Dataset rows
----------

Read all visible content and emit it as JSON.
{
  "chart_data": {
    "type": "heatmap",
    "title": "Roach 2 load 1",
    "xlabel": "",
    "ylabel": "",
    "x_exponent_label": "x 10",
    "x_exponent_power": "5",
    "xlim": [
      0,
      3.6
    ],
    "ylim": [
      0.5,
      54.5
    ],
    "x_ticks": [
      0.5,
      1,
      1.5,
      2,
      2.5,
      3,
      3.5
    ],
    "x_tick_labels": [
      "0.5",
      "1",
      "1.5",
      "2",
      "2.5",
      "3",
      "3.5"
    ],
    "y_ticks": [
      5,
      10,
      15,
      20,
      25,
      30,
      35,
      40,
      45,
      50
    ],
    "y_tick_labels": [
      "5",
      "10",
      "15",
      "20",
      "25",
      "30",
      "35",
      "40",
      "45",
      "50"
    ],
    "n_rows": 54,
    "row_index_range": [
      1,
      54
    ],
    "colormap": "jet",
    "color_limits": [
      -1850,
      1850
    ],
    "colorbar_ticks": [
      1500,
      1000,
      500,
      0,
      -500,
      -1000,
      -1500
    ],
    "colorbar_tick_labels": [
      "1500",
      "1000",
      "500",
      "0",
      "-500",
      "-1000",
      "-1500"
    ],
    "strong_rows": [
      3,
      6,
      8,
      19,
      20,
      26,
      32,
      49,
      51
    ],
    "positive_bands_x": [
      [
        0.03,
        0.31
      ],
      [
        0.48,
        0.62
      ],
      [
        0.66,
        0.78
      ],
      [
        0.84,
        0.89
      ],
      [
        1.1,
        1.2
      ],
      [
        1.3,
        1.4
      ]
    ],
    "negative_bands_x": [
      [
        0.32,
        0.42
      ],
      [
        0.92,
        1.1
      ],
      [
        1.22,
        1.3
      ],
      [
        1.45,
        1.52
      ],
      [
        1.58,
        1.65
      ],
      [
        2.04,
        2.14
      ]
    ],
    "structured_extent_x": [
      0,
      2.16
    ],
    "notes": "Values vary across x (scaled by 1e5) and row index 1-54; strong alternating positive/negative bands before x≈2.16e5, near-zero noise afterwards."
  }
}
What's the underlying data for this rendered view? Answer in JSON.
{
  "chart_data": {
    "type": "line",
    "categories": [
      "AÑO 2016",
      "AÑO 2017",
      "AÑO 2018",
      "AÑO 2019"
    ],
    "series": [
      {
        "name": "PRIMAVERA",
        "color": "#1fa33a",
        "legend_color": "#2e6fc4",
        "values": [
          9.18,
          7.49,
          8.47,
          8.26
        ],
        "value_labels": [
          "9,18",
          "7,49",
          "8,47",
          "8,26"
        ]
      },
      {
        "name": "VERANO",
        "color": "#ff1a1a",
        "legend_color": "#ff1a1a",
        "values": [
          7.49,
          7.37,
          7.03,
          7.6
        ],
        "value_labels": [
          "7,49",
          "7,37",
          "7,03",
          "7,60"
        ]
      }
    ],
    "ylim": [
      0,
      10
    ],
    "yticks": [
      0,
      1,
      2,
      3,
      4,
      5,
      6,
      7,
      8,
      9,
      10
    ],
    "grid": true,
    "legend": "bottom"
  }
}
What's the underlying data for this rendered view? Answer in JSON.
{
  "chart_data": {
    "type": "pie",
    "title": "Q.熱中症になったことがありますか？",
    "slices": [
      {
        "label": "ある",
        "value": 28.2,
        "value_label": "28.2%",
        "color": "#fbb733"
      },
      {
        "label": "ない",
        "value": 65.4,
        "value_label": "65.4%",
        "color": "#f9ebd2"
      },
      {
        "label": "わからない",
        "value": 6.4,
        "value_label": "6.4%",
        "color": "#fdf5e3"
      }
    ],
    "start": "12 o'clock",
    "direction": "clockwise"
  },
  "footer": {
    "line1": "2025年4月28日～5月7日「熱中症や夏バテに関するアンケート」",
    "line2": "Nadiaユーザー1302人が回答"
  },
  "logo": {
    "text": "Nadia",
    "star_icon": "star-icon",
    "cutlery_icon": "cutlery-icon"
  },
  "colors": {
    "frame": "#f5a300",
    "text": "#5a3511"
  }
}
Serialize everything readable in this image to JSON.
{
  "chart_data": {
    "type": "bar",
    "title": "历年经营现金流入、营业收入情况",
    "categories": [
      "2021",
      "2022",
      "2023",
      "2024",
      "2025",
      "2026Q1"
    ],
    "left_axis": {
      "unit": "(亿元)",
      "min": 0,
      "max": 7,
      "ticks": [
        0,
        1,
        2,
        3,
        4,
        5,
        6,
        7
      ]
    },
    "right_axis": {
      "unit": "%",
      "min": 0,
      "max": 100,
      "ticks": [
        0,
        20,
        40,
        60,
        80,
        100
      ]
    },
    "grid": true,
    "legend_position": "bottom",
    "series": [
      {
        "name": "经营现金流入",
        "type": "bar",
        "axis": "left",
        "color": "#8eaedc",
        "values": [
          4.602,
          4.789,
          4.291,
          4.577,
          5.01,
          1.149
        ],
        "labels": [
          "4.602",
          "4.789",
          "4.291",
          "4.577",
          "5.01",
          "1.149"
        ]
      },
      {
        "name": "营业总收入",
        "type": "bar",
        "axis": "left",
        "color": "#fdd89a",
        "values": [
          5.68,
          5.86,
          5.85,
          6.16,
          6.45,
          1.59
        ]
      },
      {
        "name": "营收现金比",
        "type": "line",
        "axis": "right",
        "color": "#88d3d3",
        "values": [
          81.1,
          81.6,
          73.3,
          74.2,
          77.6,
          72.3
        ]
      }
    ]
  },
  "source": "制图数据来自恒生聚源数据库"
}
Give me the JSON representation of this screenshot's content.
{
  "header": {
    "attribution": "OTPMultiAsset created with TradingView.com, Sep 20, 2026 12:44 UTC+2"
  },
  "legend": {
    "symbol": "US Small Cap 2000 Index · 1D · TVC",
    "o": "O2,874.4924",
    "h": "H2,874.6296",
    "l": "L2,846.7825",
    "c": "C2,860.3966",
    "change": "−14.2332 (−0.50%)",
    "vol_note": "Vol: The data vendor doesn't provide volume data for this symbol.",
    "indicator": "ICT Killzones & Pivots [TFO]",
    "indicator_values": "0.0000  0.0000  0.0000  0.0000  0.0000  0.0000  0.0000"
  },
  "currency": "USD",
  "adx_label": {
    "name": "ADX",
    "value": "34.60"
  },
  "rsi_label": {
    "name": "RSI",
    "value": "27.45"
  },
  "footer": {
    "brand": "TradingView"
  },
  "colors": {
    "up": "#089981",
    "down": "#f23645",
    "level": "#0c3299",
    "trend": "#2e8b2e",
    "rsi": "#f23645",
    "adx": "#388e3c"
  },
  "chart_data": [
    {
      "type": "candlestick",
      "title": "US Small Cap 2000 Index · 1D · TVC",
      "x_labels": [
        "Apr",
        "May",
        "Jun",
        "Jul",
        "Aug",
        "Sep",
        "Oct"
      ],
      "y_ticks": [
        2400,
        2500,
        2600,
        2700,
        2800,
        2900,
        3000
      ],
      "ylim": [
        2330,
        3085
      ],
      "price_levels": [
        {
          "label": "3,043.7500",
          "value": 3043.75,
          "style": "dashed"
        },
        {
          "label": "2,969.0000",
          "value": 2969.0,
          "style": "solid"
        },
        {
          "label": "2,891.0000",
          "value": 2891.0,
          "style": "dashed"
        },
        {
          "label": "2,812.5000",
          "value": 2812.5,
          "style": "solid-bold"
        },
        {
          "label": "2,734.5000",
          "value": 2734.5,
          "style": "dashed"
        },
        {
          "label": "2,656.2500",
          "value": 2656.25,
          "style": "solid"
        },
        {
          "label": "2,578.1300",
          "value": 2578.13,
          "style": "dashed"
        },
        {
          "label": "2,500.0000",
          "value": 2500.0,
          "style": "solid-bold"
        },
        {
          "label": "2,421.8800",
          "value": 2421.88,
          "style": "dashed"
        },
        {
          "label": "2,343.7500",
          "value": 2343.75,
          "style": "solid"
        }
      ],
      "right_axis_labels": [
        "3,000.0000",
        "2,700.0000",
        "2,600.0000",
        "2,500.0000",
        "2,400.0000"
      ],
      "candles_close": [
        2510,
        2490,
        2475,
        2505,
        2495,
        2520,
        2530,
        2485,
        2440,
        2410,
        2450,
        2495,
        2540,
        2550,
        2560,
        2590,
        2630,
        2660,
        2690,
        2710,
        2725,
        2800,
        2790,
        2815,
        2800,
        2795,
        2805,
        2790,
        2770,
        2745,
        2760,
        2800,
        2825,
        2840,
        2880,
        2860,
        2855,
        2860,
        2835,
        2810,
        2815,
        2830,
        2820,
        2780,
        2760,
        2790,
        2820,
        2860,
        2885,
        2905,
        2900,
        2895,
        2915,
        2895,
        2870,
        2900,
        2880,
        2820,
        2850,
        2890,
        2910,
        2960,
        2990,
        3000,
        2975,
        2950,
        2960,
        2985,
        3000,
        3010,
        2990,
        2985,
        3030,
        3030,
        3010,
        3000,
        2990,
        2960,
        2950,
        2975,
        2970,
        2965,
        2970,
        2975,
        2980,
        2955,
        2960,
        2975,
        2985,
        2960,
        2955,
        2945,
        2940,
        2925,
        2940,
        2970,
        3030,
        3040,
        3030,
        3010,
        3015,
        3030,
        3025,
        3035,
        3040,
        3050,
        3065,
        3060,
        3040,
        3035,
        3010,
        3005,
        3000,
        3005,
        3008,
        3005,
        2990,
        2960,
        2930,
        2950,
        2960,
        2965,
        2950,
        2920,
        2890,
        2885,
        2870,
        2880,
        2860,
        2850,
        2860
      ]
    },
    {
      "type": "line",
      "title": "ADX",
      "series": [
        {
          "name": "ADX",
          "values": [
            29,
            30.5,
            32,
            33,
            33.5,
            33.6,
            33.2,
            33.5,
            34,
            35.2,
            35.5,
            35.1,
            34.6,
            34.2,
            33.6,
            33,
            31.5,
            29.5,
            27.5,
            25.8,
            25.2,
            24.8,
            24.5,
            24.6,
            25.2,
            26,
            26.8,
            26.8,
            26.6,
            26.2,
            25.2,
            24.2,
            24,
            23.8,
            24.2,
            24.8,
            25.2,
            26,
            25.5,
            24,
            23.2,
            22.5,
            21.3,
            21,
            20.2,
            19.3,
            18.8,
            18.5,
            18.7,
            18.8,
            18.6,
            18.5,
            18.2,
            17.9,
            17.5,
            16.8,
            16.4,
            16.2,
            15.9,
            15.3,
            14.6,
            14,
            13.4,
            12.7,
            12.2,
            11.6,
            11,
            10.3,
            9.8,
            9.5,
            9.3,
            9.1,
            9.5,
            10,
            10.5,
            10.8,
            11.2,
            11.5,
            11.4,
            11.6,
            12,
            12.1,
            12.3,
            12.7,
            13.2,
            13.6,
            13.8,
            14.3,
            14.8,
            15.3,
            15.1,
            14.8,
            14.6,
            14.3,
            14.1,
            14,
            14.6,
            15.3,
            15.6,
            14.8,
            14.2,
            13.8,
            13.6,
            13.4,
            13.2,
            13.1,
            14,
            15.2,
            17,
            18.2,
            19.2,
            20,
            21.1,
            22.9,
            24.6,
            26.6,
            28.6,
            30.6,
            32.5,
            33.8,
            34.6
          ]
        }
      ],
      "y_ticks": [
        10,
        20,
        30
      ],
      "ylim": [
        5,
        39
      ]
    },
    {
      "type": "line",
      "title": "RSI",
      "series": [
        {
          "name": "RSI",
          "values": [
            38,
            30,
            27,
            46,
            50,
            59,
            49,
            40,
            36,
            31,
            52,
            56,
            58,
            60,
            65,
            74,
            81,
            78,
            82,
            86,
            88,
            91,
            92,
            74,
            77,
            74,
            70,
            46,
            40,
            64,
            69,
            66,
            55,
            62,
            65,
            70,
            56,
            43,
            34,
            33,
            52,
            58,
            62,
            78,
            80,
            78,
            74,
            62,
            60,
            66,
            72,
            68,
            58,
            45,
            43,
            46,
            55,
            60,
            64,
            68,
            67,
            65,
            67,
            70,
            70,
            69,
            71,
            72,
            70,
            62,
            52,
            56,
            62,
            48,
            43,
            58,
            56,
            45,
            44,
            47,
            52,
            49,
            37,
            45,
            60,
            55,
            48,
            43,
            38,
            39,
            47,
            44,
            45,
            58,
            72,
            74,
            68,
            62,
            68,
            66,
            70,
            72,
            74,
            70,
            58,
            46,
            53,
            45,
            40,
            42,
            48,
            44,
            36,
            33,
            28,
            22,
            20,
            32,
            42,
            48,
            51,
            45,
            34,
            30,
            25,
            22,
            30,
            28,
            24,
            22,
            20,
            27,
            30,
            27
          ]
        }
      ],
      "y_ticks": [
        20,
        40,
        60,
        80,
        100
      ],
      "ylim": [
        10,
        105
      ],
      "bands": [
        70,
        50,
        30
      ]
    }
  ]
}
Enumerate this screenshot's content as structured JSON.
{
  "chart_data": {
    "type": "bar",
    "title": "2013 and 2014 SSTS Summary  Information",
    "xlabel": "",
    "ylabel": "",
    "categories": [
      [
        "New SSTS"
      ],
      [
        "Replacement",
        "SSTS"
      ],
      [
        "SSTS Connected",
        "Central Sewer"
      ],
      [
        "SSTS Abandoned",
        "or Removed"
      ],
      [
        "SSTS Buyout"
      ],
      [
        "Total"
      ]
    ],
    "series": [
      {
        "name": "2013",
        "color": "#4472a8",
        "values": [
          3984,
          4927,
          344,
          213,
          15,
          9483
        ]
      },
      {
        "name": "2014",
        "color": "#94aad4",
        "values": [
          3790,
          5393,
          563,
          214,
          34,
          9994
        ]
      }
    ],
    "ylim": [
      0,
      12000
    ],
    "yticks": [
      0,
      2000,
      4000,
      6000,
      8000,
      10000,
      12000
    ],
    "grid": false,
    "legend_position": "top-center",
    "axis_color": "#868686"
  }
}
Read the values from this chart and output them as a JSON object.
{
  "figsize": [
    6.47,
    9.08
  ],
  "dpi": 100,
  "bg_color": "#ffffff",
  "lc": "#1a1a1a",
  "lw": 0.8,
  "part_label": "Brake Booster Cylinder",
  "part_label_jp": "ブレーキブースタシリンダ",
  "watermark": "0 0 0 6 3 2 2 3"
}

----------

Task details
Check every line of the data, and copy the ones that contain "type".

Answer to the task
    "type": "heatmap",
    "type": "line",
    "type": "pie",
    "type": "bar",
        "type": "bar",
        "type": "bar",
        "type": "line",
      "type": "candlestick",
      "type": "line",
      "type": "line",
    "type": "bar",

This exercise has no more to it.